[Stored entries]
*-*-*

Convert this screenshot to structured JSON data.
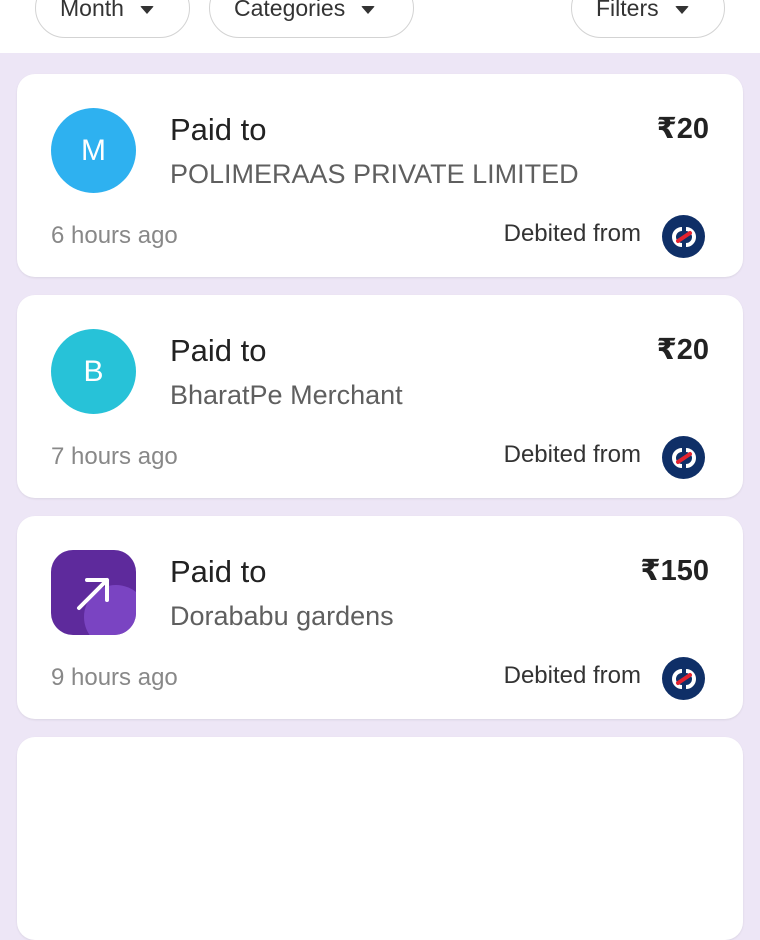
{
  "filters": {
    "month": "Month",
    "categories": "Categories",
    "filters": "Filters"
  },
  "transactions": [
    {
      "avatar_letter": "M",
      "avatar_color": "#2eb1f0",
      "title": "Paid to",
      "payee": "POLIMERAAS PRIVATE LIMITED",
      "amount": "₹20",
      "time": "6 hours ago",
      "debited_label": "Debited from",
      "bank_icon": "kotak-bank-icon"
    },
    {
      "avatar_letter": "B",
      "avatar_color": "#27c2d8",
      "title": "Paid to",
      "payee": "BharatPe Merchant",
      "amount": "₹20",
      "time": "7 hours ago",
      "debited_label": "Debited from",
      "bank_icon": "kotak-bank-icon"
    },
    {
      "avatar_icon": "arrow-up-right-icon",
      "avatar_color": "#5e2a9c",
      "title": "Paid to",
      "payee": "Dorababu gardens",
      "amount": "₹150",
      "time": "9 hours ago",
      "debited_label": "Debited from",
      "bank_icon": "kotak-bank-icon"
    }
  ],
  "colors": {
    "background": "#ede6f6",
    "card": "#ffffff",
    "bank_badge": "#0f2f67",
    "bank_accent": "#e4222f"
  }
}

*-*-*

Work to be completed: Transcribe the whole listing exactly. Pictures stay out of your copy.

Result of this exercise:
Convert this screenshot to structured JSON data.
{
  "filters": {
    "month": "Month",
    "categories": "Categories",
    "filters": "Filters"
  },
  "transactions": [
    {
      "avatar_letter": "M",
      "avatar_color": "#2eb1f0",
      "title": "Paid to",
      "payee": "POLIMERAAS PRIVATE LIMITED",
      "amount": "₹20",
      "time": "6 hours ago",
      "debited_label": "Debited from",
      "bank_icon": "kotak-bank-icon"
    },
    {
      "avatar_letter": "B",
      "avatar_color": "#27c2d8",
      "title": "Paid to",
      "payee": "BharatPe Merchant",
      "amount": "₹20",
      "time": "7 hours ago",
      "debited_label": "Debited from",
      "bank_icon": "kotak-bank-icon"
    },
    {
      "avatar_icon": "arrow-up-right-icon",
      "avatar_color": "#5e2a9c",
      "title": "Paid to",
      "payee": "Dorababu gardens",
      "amount": "₹150",
      "time": "9 hours ago",
      "debited_label": "Debited from",
      "bank_icon": "kotak-bank-icon"
    }
  ],
  "colors": {
    "background": "#ede6f6",
    "card": "#ffffff",
    "bank_badge": "#0f2f67",
    "bank_accent": "#e4222f"
  }
}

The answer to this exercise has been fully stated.